Work instructions: Look for "Transcribe this image's" in the listing below, then copy exactly the line it appears in and all lines after it to the end, and nothing more.

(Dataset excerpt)
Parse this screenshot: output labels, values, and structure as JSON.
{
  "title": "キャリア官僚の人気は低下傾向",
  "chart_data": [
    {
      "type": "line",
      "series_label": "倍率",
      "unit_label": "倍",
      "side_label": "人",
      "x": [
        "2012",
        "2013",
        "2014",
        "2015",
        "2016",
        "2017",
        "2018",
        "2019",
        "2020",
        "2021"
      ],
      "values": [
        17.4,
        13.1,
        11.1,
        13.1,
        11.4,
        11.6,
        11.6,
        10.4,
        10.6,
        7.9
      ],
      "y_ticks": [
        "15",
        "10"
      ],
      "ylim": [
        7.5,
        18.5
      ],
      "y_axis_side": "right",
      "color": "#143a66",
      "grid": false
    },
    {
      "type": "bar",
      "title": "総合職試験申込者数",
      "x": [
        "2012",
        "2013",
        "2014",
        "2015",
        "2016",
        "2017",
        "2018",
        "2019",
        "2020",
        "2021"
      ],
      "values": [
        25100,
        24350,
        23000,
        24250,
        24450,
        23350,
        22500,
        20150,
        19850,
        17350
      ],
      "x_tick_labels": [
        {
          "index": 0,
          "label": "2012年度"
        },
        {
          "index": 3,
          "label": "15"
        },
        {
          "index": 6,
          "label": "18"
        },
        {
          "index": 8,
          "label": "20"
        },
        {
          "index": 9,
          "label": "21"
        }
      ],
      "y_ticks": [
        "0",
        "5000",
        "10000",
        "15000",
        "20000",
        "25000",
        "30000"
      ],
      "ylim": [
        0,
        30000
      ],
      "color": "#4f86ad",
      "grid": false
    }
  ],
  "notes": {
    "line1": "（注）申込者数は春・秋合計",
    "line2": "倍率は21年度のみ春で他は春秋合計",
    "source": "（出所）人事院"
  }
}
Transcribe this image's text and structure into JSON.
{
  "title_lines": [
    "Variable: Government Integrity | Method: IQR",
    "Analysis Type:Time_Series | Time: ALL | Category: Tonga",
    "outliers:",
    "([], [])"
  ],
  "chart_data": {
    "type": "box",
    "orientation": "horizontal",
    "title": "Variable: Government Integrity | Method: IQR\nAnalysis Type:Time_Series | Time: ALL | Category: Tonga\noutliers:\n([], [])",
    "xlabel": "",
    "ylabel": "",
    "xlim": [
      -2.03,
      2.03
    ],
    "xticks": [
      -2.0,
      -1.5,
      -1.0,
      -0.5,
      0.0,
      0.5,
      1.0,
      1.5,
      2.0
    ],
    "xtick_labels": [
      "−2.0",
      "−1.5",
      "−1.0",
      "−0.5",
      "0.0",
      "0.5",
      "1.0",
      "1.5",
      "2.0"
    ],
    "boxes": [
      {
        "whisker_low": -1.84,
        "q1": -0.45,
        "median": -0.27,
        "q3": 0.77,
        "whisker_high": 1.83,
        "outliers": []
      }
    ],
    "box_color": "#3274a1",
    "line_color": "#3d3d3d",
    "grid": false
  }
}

Output for this task:
Transcribe this image's text and structure into JSON.
{
  "title_lines": [
    "Variable: Government Integrity | Method: IQR",
    "Analysis Type:Time_Series | Time: ALL | Category: Tonga",
    "outliers:",
    "([], [])"
  ],
  "chart_data": {
    "type": "box",
    "orientation": "horizontal",
    "title": "Variable: Government Integrity | Method: IQR\nAnalysis Type:Time_Series | Time: ALL | Category: Tonga\noutliers:\n([], [])",
    "xlabel": "",
    "ylabel": "",
    "xlim": [
      -2.03,
      2.03
    ],
    "xticks": [
      -2.0,
      -1.5,
      -1.0,
      -0.5,
      0.0,
      0.5,
      1.0,
      1.5,
      2.0
    ],
    "xtick_labels": [
      "−2.0",
      "−1.5",
      "−1.0",
      "−0.5",
      "0.0",
      "0.5",
      "1.0",
      "1.5",
      "2.0"
    ],
    "boxes": [
      {
        "whisker_low": -1.84,
        "q1": -0.45,
        "median": -0.27,
        "q3": 0.77,
        "whisker_high": 1.83,
        "outliers": []
      }
    ],
    "box_color": "#3274a1",
    "line_color": "#3d3d3d",
    "grid": false
  }
}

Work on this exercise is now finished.